- _EXERCISE DETAILS_: Omit the pictures and output every entry below exactly as written.

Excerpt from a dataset
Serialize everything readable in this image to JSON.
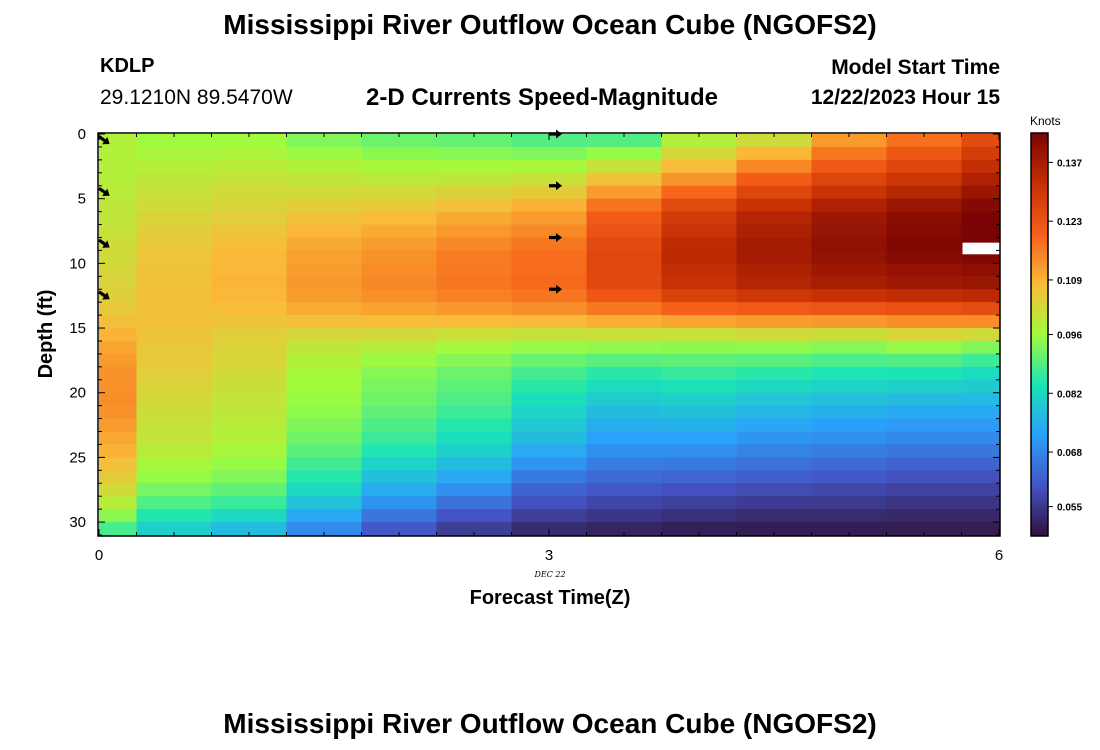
{
  "header": {
    "title": "Mississippi River Outflow Ocean Cube (NGOFS2)",
    "station": "KDLP",
    "coordinates": "29.1210N  89.5470W",
    "product": "2-D Currents Speed-Magnitude",
    "model_start_label": "Model Start Time",
    "model_start_value": "12/22/2023 Hour 15"
  },
  "footer": {
    "title": "Mississippi River Outflow Ocean Cube (NGOFS2)"
  },
  "colors": {
    "background": "#ffffff",
    "colormap": [
      "#30123b",
      "#4454c4",
      "#2ba0fb",
      "#1ae4b6",
      "#a2fc3c",
      "#fabb39",
      "#f65f18",
      "#c52f03",
      "#7a0403"
    ]
  },
  "chart_data": {
    "type": "heatmap",
    "title": "2-D Currents Speed-Magnitude",
    "xlabel": "Forecast Time(Z)",
    "ylabel": "Depth (ft)",
    "x_ticks": [
      "0",
      "3",
      "6"
    ],
    "x_tick_values": [
      0,
      3,
      6
    ],
    "x_day_label": "DEC 22",
    "x_day_label_at": 3,
    "y_ticks": [
      "0",
      "5",
      "10",
      "15",
      "20",
      "25",
      "30"
    ],
    "y_tick_values": [
      0,
      5,
      10,
      15,
      20,
      25,
      30
    ],
    "xlim": [
      0,
      6
    ],
    "ylim": [
      31,
      0
    ],
    "colorbar": {
      "title": "Knots",
      "ticks": [
        "0.137",
        "0.123",
        "0.109",
        "0.096",
        "0.082",
        "0.068",
        "0.055"
      ],
      "tick_values": [
        0.137,
        0.123,
        0.109,
        0.096,
        0.082,
        0.068,
        0.055
      ],
      "range": [
        0.048,
        0.144
      ]
    },
    "time_columns": [
      0,
      0.25,
      0.75,
      1.25,
      1.75,
      2.25,
      2.75,
      3.25,
      3.75,
      4.25,
      4.75,
      5.25,
      5.75
    ],
    "time_edges": [
      0,
      0.25,
      0.75,
      1.25,
      1.75,
      2.25,
      2.75,
      3.25,
      3.75,
      4.25,
      4.75,
      5.25,
      5.75,
      6
    ],
    "depth_profiles": [
      {
        "depth": 0,
        "speeds": [
          0.098,
          0.095,
          0.095,
          0.092,
          0.09,
          0.089,
          0.087,
          0.086,
          0.096,
          0.099,
          0.11,
          0.116,
          0.123
        ]
      },
      {
        "depth": 3,
        "speeds": [
          0.098,
          0.099,
          0.1,
          0.099,
          0.098,
          0.098,
          0.099,
          0.104,
          0.11,
          0.118,
          0.124,
          0.128,
          0.134
        ]
      },
      {
        "depth": 6,
        "speeds": [
          0.1,
          0.103,
          0.104,
          0.106,
          0.107,
          0.109,
          0.111,
          0.12,
          0.128,
          0.134,
          0.138,
          0.141,
          0.144
        ]
      },
      {
        "depth": 9,
        "speeds": [
          0.102,
          0.106,
          0.108,
          0.111,
          0.113,
          0.116,
          0.118,
          0.126,
          0.134,
          0.138,
          0.141,
          0.143,
          0.144
        ]
      },
      {
        "depth": 12,
        "speeds": [
          0.104,
          0.107,
          0.109,
          0.113,
          0.115,
          0.117,
          0.119,
          0.125,
          0.131,
          0.134,
          0.136,
          0.137,
          0.138
        ]
      },
      {
        "depth": 14,
        "speeds": [
          0.106,
          0.107,
          0.107,
          0.109,
          0.11,
          0.111,
          0.112,
          0.114,
          0.116,
          0.117,
          0.118,
          0.119,
          0.12
        ]
      },
      {
        "depth": 16,
        "speeds": [
          0.11,
          0.106,
          0.104,
          0.101,
          0.1,
          0.098,
          0.097,
          0.097,
          0.096,
          0.097,
          0.096,
          0.098,
          0.096
        ]
      },
      {
        "depth": 18,
        "speeds": [
          0.113,
          0.105,
          0.103,
          0.097,
          0.094,
          0.092,
          0.089,
          0.087,
          0.088,
          0.087,
          0.086,
          0.086,
          0.084
        ]
      },
      {
        "depth": 21,
        "speeds": [
          0.114,
          0.102,
          0.1,
          0.095,
          0.091,
          0.088,
          0.082,
          0.078,
          0.079,
          0.077,
          0.076,
          0.075,
          0.075
        ]
      },
      {
        "depth": 24,
        "speeds": [
          0.11,
          0.1,
          0.098,
          0.091,
          0.086,
          0.082,
          0.076,
          0.071,
          0.071,
          0.069,
          0.068,
          0.067,
          0.067
        ]
      },
      {
        "depth": 27,
        "speeds": [
          0.104,
          0.094,
          0.092,
          0.084,
          0.076,
          0.072,
          0.064,
          0.062,
          0.061,
          0.06,
          0.059,
          0.058,
          0.058
        ]
      },
      {
        "depth": 29,
        "speeds": [
          0.097,
          0.087,
          0.085,
          0.076,
          0.068,
          0.062,
          0.058,
          0.056,
          0.055,
          0.054,
          0.054,
          0.053,
          0.053
        ]
      },
      {
        "depth": 31,
        "speeds": [
          0.085,
          0.078,
          0.074,
          0.066,
          0.058,
          0.054,
          0.051,
          0.05,
          0.049,
          0.049,
          0.049,
          0.049,
          0.049
        ]
      }
    ],
    "gap": {
      "time_start": 5.75,
      "time_end": 6,
      "depth_start": 8.4,
      "depth_end": 9.3
    },
    "vectors": [
      {
        "time": 0,
        "depth": 0.2,
        "direction": "southeast"
      },
      {
        "time": 0,
        "depth": 4.2,
        "direction": "southeast"
      },
      {
        "time": 0,
        "depth": 8.2,
        "direction": "southeast"
      },
      {
        "time": 0,
        "depth": 12.2,
        "direction": "southeast"
      },
      {
        "time": 3,
        "depth": 0,
        "direction": "east"
      },
      {
        "time": 3,
        "depth": 4.0,
        "direction": "east"
      },
      {
        "time": 3,
        "depth": 8.0,
        "direction": "east"
      },
      {
        "time": 3,
        "depth": 12.0,
        "direction": "east"
      }
    ]
  }
}
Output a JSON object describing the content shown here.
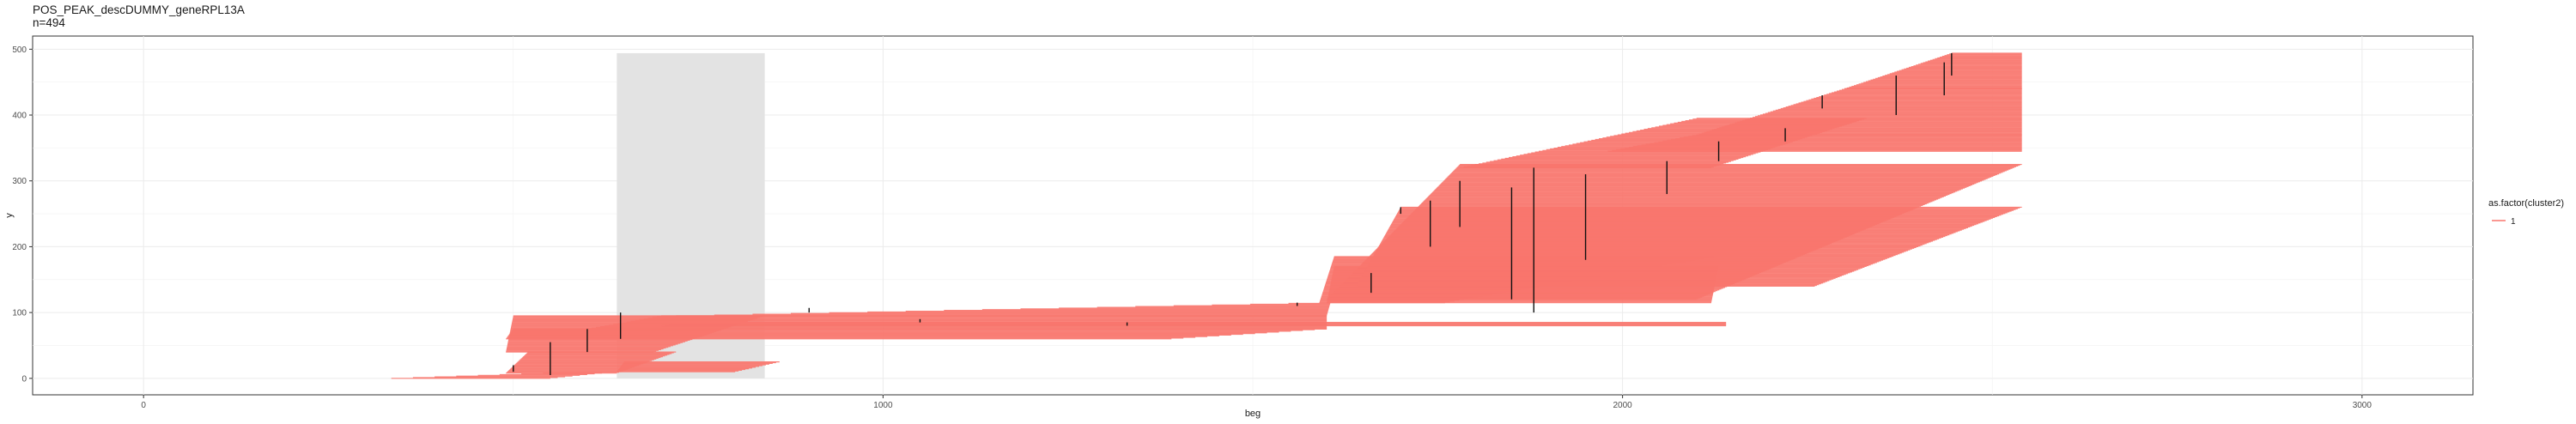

- _TASK ANSWER_:
Serialize everything readable in this image to JSON.
{
  "header": {
    "title": "Mississippi River Outflow Ocean Cube (NGOFS2)",
    "station": "KDLP",
    "coordinates": "29.1210N  89.5470W",
    "product": "2-D Currents Speed-Magnitude",
    "model_start_label": "Model Start Time",
    "model_start_value": "12/22/2023 Hour 15"
  },
  "footer": {
    "title": "Mississippi River Outflow Ocean Cube (NGOFS2)"
  },
  "colors": {
    "background": "#ffffff",
    "colormap": [
      "#30123b",
      "#4454c4",
      "#2ba0fb",
      "#1ae4b6",
      "#a2fc3c",
      "#fabb39",
      "#f65f18",
      "#c52f03",
      "#7a0403"
    ]
  },
  "chart_data": {
    "type": "heatmap",
    "title": "2-D Currents Speed-Magnitude",
    "xlabel": "Forecast Time(Z)",
    "ylabel": "Depth (ft)",
    "x_ticks": [
      "0",
      "3",
      "6"
    ],
    "x_tick_values": [
      0,
      3,
      6
    ],
    "x_day_label": "DEC 22",
    "x_day_label_at": 3,
    "y_ticks": [
      "0",
      "5",
      "10",
      "15",
      "20",
      "25",
      "30"
    ],
    "y_tick_values": [
      0,
      5,
      10,
      15,
      20,
      25,
      30
    ],
    "xlim": [
      0,
      6
    ],
    "ylim": [
      31,
      0
    ],
    "colorbar": {
      "title": "Knots",
      "ticks": [
        "0.137",
        "0.123",
        "0.109",
        "0.096",
        "0.082",
        "0.068",
        "0.055"
      ],
      "tick_values": [
        0.137,
        0.123,
        0.109,
        0.096,
        0.082,
        0.068,
        0.055
      ],
      "range": [
        0.048,
        0.144
      ]
    },
    "time_columns": [
      0,
      0.25,
      0.75,
      1.25,
      1.75,
      2.25,
      2.75,
      3.25,
      3.75,
      4.25,
      4.75,
      5.25,
      5.75
    ],
    "time_edges": [
      0,
      0.25,
      0.75,
      1.25,
      1.75,
      2.25,
      2.75,
      3.25,
      3.75,
      4.25,
      4.75,
      5.25,
      5.75,
      6
    ],
    "depth_profiles": [
      {
        "depth": 0,
        "speeds": [
          0.098,
          0.095,
          0.095,
          0.092,
          0.09,
          0.089,
          0.087,
          0.086,
          0.096,
          0.099,
          0.11,
          0.116,
          0.123
        ]
      },
      {
        "depth": 3,
        "speeds": [
          0.098,
          0.099,
          0.1,
          0.099,
          0.098,
          0.098,
          0.099,
          0.104,
          0.11,
          0.118,
          0.124,
          0.128,
          0.134
        ]
      },
      {
        "depth": 6,
        "speeds": [
          0.1,
          0.103,
          0.104,
          0.106,
          0.107,
          0.109,
          0.111,
          0.12,
          0.128,
          0.134,
          0.138,
          0.141,
          0.144
        ]
      },
      {
        "depth": 9,
        "speeds": [
          0.102,
          0.106,
          0.108,
          0.111,
          0.113,
          0.116,
          0.118,
          0.126,
          0.134,
          0.138,
          0.141,
          0.143,
          0.144
        ]
      },
      {
        "depth": 12,
        "speeds": [
          0.104,
          0.107,
          0.109,
          0.113,
          0.115,
          0.117,
          0.119,
          0.125,
          0.131,
          0.134,
          0.136,
          0.137,
          0.138
        ]
      },
      {
        "depth": 14,
        "speeds": [
          0.106,
          0.107,
          0.107,
          0.109,
          0.11,
          0.111,
          0.112,
          0.114,
          0.116,
          0.117,
          0.118,
          0.119,
          0.12
        ]
      },
      {
        "depth": 16,
        "speeds": [
          0.11,
          0.106,
          0.104,
          0.101,
          0.1,
          0.098,
          0.097,
          0.097,
          0.096,
          0.097,
          0.096,
          0.098,
          0.096
        ]
      },
      {
        "depth": 18,
        "speeds": [
          0.113,
          0.105,
          0.103,
          0.097,
          0.094,
          0.092,
          0.089,
          0.087,
          0.088,
          0.087,
          0.086,
          0.086,
          0.084
        ]
      },
      {
        "depth": 21,
        "speeds": [
          0.114,
          0.102,
          0.1,
          0.095,
          0.091,
          0.088,
          0.082,
          0.078,
          0.079,
          0.077,
          0.076,
          0.075,
          0.075
        ]
      },
      {
        "depth": 24,
        "speeds": [
          0.11,
          0.1,
          0.098,
          0.091,
          0.086,
          0.082,
          0.076,
          0.071,
          0.071,
          0.069,
          0.068,
          0.067,
          0.067
        ]
      },
      {
        "depth": 27,
        "speeds": [
          0.104,
          0.094,
          0.092,
          0.084,
          0.076,
          0.072,
          0.064,
          0.062,
          0.061,
          0.06,
          0.059,
          0.058,
          0.058
        ]
      },
      {
        "depth": 29,
        "speeds": [
          0.097,
          0.087,
          0.085,
          0.076,
          0.068,
          0.062,
          0.058,
          0.056,
          0.055,
          0.054,
          0.054,
          0.053,
          0.053
        ]
      },
      {
        "depth": 31,
        "speeds": [
          0.085,
          0.078,
          0.074,
          0.066,
          0.058,
          0.054,
          0.051,
          0.05,
          0.049,
          0.049,
          0.049,
          0.049,
          0.049
        ]
      }
    ],
    "gap": {
      "time_start": 5.75,
      "time_end": 6,
      "depth_start": 8.4,
      "depth_end": 9.3
    },
    "vectors": [
      {
        "time": 0,
        "depth": 0.2,
        "direction": "southeast"
      },
      {
        "time": 0,
        "depth": 4.2,
        "direction": "southeast"
      },
      {
        "time": 0,
        "depth": 8.2,
        "direction": "southeast"
      },
      {
        "time": 0,
        "depth": 12.2,
        "direction": "southeast"
      },
      {
        "time": 3,
        "depth": 0,
        "direction": "east"
      },
      {
        "time": 3,
        "depth": 4.0,
        "direction": "east"
      },
      {
        "time": 3,
        "depth": 8.0,
        "direction": "east"
      },
      {
        "time": 3,
        "depth": 12.0,
        "direction": "east"
      }
    ]
  }
}
Output a JSON object describing the content shown here.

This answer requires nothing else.